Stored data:
>>>>>
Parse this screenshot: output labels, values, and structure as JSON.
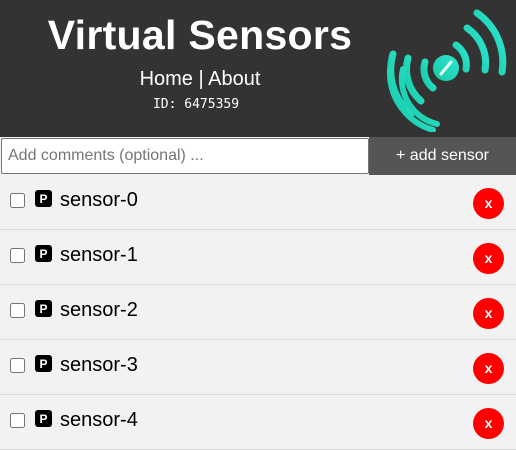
{
  "header": {
    "title": "Virtual Sensors",
    "nav": {
      "home": "Home",
      "separator": "|",
      "about": "About"
    },
    "device_id": "ID: 6475359",
    "logo_icon": "broadcast-sensor-icon",
    "colors": {
      "background": "#333333",
      "logo_gradient_start": "#19d3b4",
      "logo_gradient_end": "#18e0c8"
    }
  },
  "toolbar": {
    "comment_placeholder": "Add comments (optional) ...",
    "comment_value": "",
    "add_label": "+ add sensor"
  },
  "sensors": [
    {
      "name": "sensor-0",
      "checked": false,
      "badge": "P",
      "delete_label": "x"
    },
    {
      "name": "sensor-1",
      "checked": false,
      "badge": "P",
      "delete_label": "x"
    },
    {
      "name": "sensor-2",
      "checked": false,
      "badge": "P",
      "delete_label": "x"
    },
    {
      "name": "sensor-3",
      "checked": false,
      "badge": "P",
      "delete_label": "x"
    },
    {
      "name": "sensor-4",
      "checked": false,
      "badge": "P",
      "delete_label": "x"
    }
  ],
  "colors": {
    "delete": "#ff0000",
    "add_button": "#555555",
    "list_bg": "#f2f2f2"
  }
}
<<<<<
• [Goal of the exercise]:
Please write out all the data again word for word, but not the pictures.

• [Task output]:
Parse this screenshot: output labels, values, and structure as JSON.
{
  "header": {
    "title": "Virtual Sensors",
    "nav": {
      "home": "Home",
      "separator": "|",
      "about": "About"
    },
    "device_id": "ID: 6475359",
    "logo_icon": "broadcast-sensor-icon",
    "colors": {
      "background": "#333333",
      "logo_gradient_start": "#19d3b4",
      "logo_gradient_end": "#18e0c8"
    }
  },
  "toolbar": {
    "comment_placeholder": "Add comments (optional) ...",
    "comment_value": "",
    "add_label": "+ add sensor"
  },
  "sensors": [
    {
      "name": "sensor-0",
      "checked": false,
      "badge": "P",
      "delete_label": "x"
    },
    {
      "name": "sensor-1",
      "checked": false,
      "badge": "P",
      "delete_label": "x"
    },
    {
      "name": "sensor-2",
      "checked": false,
      "badge": "P",
      "delete_label": "x"
    },
    {
      "name": "sensor-3",
      "checked": false,
      "badge": "P",
      "delete_label": "x"
    },
    {
      "name": "sensor-4",
      "checked": false,
      "badge": "P",
      "delete_label": "x"
    }
  ],
  "colors": {
    "delete": "#ff0000",
    "add_button": "#555555",
    "list_bg": "#f2f2f2"
  }
}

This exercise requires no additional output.